== Information provided ==

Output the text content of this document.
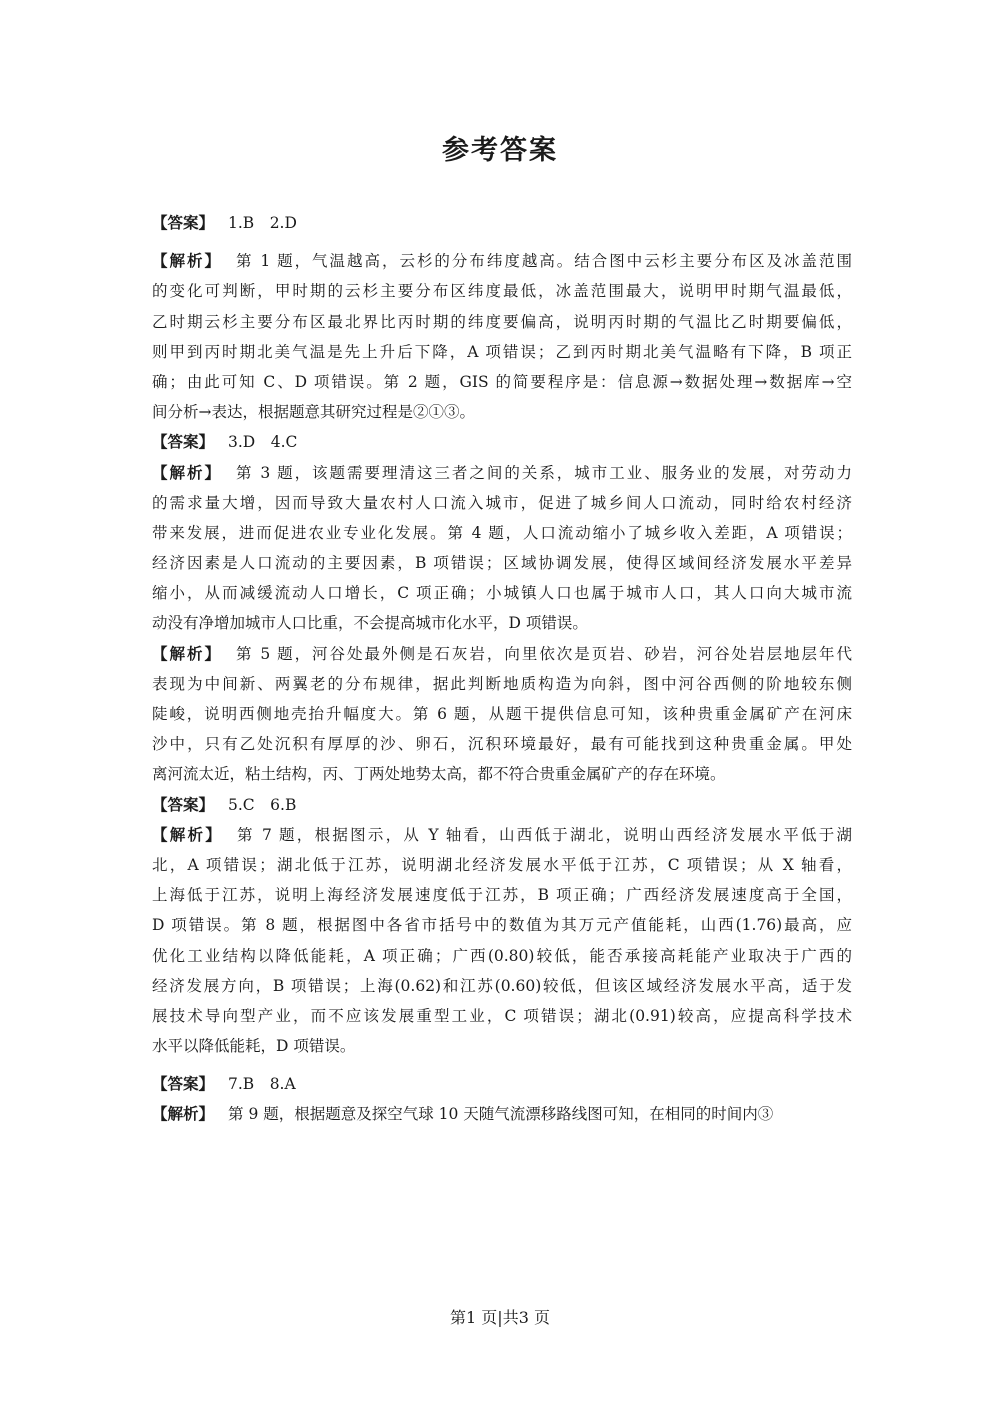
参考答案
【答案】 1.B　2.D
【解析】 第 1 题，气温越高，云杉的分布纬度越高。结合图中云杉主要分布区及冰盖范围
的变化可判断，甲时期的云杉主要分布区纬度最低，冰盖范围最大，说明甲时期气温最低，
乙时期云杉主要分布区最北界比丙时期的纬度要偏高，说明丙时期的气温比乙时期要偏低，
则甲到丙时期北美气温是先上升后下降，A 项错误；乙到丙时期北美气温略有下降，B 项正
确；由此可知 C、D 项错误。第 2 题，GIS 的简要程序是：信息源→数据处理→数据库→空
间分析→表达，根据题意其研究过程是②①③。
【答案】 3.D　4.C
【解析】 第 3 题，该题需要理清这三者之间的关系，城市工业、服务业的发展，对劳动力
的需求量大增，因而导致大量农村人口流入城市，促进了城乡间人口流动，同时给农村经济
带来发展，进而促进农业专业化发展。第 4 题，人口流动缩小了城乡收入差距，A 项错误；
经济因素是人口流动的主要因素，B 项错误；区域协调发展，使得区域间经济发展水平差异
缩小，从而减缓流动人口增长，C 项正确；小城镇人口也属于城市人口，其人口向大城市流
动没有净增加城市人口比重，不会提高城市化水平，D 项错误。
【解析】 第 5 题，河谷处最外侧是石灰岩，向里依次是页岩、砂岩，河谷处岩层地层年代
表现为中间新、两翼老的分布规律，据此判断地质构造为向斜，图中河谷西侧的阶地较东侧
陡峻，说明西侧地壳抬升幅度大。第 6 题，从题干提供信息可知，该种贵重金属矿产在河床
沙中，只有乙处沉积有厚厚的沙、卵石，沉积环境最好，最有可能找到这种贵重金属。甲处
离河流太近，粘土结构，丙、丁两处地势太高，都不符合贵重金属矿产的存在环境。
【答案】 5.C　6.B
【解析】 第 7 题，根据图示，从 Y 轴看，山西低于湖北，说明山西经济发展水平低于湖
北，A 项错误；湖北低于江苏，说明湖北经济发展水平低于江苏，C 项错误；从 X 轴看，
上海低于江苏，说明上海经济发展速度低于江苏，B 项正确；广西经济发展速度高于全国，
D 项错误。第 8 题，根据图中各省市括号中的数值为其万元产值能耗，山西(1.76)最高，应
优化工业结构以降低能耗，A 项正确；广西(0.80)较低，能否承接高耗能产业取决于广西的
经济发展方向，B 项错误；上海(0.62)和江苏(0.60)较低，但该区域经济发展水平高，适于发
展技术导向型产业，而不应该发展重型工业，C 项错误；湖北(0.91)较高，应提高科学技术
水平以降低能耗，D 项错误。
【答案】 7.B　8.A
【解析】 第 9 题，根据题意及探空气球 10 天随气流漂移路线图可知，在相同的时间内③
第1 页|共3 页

===
== Information provided ==

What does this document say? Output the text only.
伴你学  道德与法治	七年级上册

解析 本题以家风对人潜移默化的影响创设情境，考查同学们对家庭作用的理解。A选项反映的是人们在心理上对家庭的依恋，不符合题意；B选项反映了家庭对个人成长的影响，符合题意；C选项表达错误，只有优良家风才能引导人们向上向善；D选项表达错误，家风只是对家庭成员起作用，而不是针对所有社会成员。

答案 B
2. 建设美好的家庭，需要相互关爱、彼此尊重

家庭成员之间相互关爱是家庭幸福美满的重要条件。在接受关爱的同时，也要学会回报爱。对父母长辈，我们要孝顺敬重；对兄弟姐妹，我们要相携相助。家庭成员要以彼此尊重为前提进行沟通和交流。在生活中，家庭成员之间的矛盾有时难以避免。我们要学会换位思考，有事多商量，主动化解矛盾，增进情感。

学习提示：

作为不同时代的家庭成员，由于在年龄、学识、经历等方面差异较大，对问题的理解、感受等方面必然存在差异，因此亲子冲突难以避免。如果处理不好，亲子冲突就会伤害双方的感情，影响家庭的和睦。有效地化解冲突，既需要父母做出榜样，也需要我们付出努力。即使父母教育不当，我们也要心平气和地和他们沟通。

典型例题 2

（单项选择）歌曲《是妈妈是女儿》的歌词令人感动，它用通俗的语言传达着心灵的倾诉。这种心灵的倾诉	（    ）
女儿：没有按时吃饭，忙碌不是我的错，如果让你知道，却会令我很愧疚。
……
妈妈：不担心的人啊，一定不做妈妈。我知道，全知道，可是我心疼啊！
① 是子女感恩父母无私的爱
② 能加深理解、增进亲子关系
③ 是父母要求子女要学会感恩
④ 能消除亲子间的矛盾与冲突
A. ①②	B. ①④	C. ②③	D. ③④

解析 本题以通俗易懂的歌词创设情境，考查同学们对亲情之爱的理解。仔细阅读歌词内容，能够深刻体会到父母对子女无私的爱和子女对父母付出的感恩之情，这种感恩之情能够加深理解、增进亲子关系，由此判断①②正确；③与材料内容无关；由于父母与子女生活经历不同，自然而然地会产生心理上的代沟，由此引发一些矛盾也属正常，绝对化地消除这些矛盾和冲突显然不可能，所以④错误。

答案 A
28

===

> Given instruction:
Find the lines containing "document" and pull them out.

> Completed exercise:
Output the text content of this document.
What does this document say? Output the text only.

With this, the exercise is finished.